◆ WHAT IS ASKED ◆
Print all of the data exactly as written.

◆ THE INPUT ◆
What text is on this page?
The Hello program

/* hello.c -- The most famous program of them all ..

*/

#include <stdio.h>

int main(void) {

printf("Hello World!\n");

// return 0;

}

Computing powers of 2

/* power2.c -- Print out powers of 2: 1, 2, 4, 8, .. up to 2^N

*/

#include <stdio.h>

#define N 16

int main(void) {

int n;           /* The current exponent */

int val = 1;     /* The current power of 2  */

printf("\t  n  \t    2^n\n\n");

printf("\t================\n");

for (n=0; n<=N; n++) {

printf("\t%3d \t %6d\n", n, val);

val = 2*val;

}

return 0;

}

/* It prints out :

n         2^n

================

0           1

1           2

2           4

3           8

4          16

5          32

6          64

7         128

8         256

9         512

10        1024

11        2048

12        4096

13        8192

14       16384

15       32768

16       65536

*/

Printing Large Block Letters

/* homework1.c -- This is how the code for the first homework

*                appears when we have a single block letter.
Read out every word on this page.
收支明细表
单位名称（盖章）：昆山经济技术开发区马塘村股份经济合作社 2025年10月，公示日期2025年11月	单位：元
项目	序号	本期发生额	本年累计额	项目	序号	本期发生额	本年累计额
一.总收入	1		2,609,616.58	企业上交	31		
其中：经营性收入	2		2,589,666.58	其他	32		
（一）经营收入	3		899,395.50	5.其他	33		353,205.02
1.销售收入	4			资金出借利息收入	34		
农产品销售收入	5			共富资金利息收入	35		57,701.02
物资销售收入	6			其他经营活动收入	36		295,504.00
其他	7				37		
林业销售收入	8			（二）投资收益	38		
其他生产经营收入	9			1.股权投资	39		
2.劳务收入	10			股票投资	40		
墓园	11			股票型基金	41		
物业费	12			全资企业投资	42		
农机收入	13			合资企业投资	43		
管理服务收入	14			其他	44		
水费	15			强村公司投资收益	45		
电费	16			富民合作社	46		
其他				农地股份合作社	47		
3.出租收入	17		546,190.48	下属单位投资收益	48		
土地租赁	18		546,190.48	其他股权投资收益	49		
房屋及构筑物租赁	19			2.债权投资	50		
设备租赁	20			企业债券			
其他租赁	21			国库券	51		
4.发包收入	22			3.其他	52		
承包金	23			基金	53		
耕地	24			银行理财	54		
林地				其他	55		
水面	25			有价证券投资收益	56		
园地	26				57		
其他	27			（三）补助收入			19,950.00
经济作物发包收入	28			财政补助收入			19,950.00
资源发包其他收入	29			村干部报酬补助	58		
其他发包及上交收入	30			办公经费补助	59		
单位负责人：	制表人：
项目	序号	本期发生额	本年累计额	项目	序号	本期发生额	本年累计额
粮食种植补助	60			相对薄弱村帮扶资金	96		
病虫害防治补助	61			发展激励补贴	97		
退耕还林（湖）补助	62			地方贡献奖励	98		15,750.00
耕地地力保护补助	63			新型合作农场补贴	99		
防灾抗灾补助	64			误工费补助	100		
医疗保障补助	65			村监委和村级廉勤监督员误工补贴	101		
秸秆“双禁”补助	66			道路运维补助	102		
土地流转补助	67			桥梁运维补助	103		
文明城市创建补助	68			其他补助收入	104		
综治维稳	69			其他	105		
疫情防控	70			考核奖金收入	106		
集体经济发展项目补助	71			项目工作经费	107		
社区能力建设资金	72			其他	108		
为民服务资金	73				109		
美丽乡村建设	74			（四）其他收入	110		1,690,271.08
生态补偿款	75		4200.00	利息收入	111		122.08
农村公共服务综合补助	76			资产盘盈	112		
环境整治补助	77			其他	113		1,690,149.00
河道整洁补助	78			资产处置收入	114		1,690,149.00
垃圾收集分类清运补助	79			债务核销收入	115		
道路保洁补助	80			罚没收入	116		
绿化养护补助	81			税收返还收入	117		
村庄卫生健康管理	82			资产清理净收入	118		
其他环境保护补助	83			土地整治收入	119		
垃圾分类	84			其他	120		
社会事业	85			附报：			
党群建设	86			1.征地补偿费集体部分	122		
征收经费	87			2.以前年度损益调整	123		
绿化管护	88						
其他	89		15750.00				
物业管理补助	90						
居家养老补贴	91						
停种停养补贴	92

◆ EXERCISE OUTPUT ◆
What text is on this page?
The Hello program

/* hello.c -- The most famous program of them all ..

*/

#include <stdio.h>

int main(void) {

printf("Hello World!\n");

// return 0;

}

Computing powers of 2

/* power2.c -- Print out powers of 2: 1, 2, 4, 8, .. up to 2^N

*/

#include <stdio.h>

#define N 16

int main(void) {

int n;           /* The current exponent */

int val = 1;     /* The current power of 2  */

printf("\t  n  \t    2^n\n\n");

printf("\t================\n");

for (n=0; n<=N; n++) {

printf("\t%3d \t %6d\n", n, val);

val = 2*val;

}

return 0;

}

/* It prints out :

n         2^n

================

0           1

1           2

2           4

3           8

4          16

5          32

6          64

7         128

8         256

9         512

10        1024

11        2048

12        4096

13        8192

14       16384

15       32768

16       65536

*/

Printing Large Block Letters

/* homework1.c -- This is how the code for the first homework

*                appears when we have a single block letter.
Read out every word on this page.
收支明细表
单位名称（盖章）：昆山经济技术开发区马塘村股份经济合作社 2025年10月，公示日期2025年11月	单位：元
项目	序号	本期发生额	本年累计额	项目	序号	本期发生额	本年累计额
一.总收入	1		2,609,616.58	企业上交	31		
其中：经营性收入	2		2,589,666.58	其他	32		
（一）经营收入	3		899,395.50	5.其他	33		353,205.02
1.销售收入	4			资金出借利息收入	34		
农产品销售收入	5			共富资金利息收入	35		57,701.02
物资销售收入	6			其他经营活动收入	36		295,504.00
其他	7				37		
林业销售收入	8			（二）投资收益	38		
其他生产经营收入	9			1.股权投资	39		
2.劳务收入	10			股票投资	40		
墓园	11			股票型基金	41		
物业费	12			全资企业投资	42		
农机收入	13			合资企业投资	43		
管理服务收入	14			其他	44		
水费	15			强村公司投资收益	45		
电费	16			富民合作社	46		
其他				农地股份合作社	47		
3.出租收入	17		546,190.48	下属单位投资收益	48		
土地租赁	18		546,190.48	其他股权投资收益	49		
房屋及构筑物租赁	19			2.债权投资	50		
设备租赁	20			企业债券			
其他租赁	21			国库券	51		
4.发包收入	22			3.其他	52		
承包金	23			基金	53		
耕地	24			银行理财	54		
林地				其他	55		
水面	25			有价证券投资收益	56		
园地	26				57		
其他	27			（三）补助收入			19,950.00
经济作物发包收入	28			财政补助收入			19,950.00
资源发包其他收入	29			村干部报酬补助	58		
其他发包及上交收入	30			办公经费补助	59		
单位负责人：	制表人：
项目	序号	本期发生额	本年累计额	项目	序号	本期发生额	本年累计额
粮食种植补助	60			相对薄弱村帮扶资金	96		
病虫害防治补助	61			发展激励补贴	97		
退耕还林（湖）补助	62			地方贡献奖励	98		15,750.00
耕地地力保护补助	63			新型合作农场补贴	99		
防灾抗灾补助	64			误工费补助	100		
医疗保障补助	65			村监委和村级廉勤监督员误工补贴	101		
秸秆“双禁”补助	66			道路运维补助	102		
土地流转补助	67			桥梁运维补助	103		
文明城市创建补助	68			其他补助收入	104		
综治维稳	69			其他	105		
疫情防控	70			考核奖金收入	106		
集体经济发展项目补助	71			项目工作经费	107		
社区能力建设资金	72			其他	108		
为民服务资金	73				109		
美丽乡村建设	74			（四）其他收入	110		1,690,271.08
生态补偿款	75		4200.00	利息收入	111		122.08
农村公共服务综合补助	76			资产盘盈	112		
环境整治补助	77			其他	113		1,690,149.00
河道整洁补助	78			资产处置收入	114		1,690,149.00
垃圾收集分类清运补助	79			债务核销收入	115		
道路保洁补助	80			罚没收入	116		
绿化养护补助	81			税收返还收入	117		
村庄卫生健康管理	82			资产清理净收入	118		
其他环境保护补助	83			土地整治收入	119		
垃圾分类	84			其他	120		
社会事业	85			附报：			
党群建设	86			1.征地补偿费集体部分	122		
征收经费	87			2.以前年度损益调整	123		
绿化管护	88						
其他	89		15750.00				
物业管理补助	90						
居家养老补贴	91						
停种停养补贴	92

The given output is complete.